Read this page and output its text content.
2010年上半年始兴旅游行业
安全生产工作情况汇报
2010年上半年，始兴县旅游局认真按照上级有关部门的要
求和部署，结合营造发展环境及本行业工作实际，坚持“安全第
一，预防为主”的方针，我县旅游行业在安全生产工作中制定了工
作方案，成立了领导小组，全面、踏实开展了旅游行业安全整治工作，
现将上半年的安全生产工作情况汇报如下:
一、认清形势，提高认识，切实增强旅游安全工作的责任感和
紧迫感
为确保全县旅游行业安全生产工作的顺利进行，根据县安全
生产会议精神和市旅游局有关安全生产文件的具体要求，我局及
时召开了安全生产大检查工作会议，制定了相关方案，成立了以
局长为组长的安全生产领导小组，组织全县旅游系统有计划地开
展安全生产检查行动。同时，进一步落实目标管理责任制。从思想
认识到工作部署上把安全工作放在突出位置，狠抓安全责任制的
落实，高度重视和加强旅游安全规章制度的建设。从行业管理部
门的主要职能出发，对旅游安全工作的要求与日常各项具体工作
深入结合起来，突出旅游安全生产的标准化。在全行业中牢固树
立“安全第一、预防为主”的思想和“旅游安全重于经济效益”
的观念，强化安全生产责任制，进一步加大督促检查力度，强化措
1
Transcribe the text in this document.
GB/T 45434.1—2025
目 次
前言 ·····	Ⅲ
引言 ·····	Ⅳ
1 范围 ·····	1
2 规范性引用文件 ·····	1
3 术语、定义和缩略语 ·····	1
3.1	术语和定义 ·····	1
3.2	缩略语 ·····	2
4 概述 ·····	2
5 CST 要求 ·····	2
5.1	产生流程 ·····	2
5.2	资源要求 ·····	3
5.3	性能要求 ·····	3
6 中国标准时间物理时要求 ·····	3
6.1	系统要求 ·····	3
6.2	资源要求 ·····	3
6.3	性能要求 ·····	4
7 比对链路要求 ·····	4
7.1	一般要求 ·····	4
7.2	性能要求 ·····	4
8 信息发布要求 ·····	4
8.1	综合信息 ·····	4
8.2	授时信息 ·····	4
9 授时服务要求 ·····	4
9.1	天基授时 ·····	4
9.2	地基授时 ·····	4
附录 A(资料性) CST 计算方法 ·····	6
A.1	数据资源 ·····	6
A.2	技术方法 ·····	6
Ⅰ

■ ■ ■ ■ ■

| SHORT EXERCISE |
Extract, exactly, the lines above that begin at the line containing "Transcribe the text in this document." and end at the final line of the records; add no other text.

| SOLUTION FOR THIS TASK |
Transcribe the text in this document.
GB/T 45434.1—2025
目 次
前言 ·····	Ⅲ
引言 ·····	Ⅳ
1 范围 ·····	1
2 规范性引用文件 ·····	1
3 术语、定义和缩略语 ·····	1
3.1	术语和定义 ·····	1
3.2	缩略语 ·····	2
4 概述 ·····	2
5 CST 要求 ·····	2
5.1	产生流程 ·····	2
5.2	资源要求 ·····	3
5.3	性能要求 ·····	3
6 中国标准时间物理时要求 ·····	3
6.1	系统要求 ·····	3
6.2	资源要求 ·····	3
6.3	性能要求 ·····	4
7 比对链路要求 ·····	4
7.1	一般要求 ·····	4
7.2	性能要求 ·····	4
8 信息发布要求 ·····	4
8.1	综合信息 ·····	4
8.2	授时信息 ·····	4
9 授时服务要求 ·····	4
9.1	天基授时 ·····	4
9.2	地基授时 ·····	4
附录 A(资料性) CST 计算方法 ·····	6
A.1	数据资源 ·····	6
A.2	技术方法 ·····	6
Ⅰ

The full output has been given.